■ **Provided records**
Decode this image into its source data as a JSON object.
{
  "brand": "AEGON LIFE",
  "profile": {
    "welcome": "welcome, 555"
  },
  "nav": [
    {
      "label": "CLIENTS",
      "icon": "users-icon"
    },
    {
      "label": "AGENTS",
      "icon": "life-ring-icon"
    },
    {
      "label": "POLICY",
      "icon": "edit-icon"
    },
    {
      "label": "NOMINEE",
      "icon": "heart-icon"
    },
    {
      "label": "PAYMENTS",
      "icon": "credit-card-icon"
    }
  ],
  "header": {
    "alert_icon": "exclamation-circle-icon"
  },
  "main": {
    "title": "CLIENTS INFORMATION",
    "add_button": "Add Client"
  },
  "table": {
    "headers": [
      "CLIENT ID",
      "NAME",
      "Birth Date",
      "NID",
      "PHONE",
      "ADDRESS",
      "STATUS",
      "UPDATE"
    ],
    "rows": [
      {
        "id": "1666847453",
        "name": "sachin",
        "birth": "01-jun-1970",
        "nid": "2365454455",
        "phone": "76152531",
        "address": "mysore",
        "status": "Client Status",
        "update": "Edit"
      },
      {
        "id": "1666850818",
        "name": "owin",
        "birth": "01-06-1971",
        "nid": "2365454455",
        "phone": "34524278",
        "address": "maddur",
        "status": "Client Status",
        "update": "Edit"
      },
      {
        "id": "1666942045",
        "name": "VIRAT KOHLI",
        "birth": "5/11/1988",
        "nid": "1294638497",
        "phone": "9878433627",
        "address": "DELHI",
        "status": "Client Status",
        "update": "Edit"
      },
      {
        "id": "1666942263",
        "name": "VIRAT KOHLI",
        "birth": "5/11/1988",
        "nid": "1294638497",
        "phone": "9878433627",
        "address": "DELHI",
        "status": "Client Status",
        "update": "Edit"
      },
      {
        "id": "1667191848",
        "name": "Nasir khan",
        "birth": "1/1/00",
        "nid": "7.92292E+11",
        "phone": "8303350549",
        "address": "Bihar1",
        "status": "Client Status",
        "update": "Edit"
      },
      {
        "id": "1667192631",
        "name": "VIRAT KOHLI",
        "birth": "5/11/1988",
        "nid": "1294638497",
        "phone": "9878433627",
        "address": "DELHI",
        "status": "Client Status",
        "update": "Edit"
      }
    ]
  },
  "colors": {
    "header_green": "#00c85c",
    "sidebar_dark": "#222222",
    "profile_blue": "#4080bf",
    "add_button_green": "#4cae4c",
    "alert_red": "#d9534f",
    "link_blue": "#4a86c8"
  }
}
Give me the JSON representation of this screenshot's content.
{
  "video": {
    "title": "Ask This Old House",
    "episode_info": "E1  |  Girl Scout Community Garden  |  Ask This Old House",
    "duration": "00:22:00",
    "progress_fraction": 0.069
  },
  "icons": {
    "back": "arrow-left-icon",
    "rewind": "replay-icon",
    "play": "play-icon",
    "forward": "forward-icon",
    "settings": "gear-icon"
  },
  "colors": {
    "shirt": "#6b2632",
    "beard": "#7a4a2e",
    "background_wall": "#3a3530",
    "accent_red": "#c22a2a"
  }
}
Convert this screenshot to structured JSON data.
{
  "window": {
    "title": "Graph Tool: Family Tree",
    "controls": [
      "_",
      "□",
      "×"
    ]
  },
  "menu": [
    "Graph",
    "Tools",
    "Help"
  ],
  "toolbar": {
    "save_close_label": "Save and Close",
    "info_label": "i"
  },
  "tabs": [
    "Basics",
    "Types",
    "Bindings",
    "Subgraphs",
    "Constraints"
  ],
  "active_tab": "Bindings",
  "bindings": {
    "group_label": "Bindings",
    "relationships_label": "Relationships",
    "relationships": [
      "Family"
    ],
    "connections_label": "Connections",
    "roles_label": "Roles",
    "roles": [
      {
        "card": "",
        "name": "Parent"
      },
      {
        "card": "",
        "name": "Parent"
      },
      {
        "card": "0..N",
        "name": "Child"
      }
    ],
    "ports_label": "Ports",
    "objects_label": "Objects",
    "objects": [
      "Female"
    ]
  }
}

■ **Written task**
Repeat exactly the lines above from the line that contains "Convert this screenshot" through the end. Include both of these ends; leave out everything else.

■ **Output**
Convert this screenshot to structured JSON data.
{
  "window": {
    "title": "Graph Tool: Family Tree",
    "controls": [
      "_",
      "□",
      "×"
    ]
  },
  "menu": [
    "Graph",
    "Tools",
    "Help"
  ],
  "toolbar": {
    "save_close_label": "Save and Close",
    "info_label": "i"
  },
  "tabs": [
    "Basics",
    "Types",
    "Bindings",
    "Subgraphs",
    "Constraints"
  ],
  "active_tab": "Bindings",
  "bindings": {
    "group_label": "Bindings",
    "relationships_label": "Relationships",
    "relationships": [
      "Family"
    ],
    "connections_label": "Connections",
    "roles_label": "Roles",
    "roles": [
      {
        "card": "",
        "name": "Parent"
      },
      {
        "card": "",
        "name": "Parent"
      },
      {
        "card": "0..N",
        "name": "Child"
      }
    ],
    "ports_label": "Ports",
    "objects_label": "Objects",
    "objects": [
      "Female"
    ]
  }
}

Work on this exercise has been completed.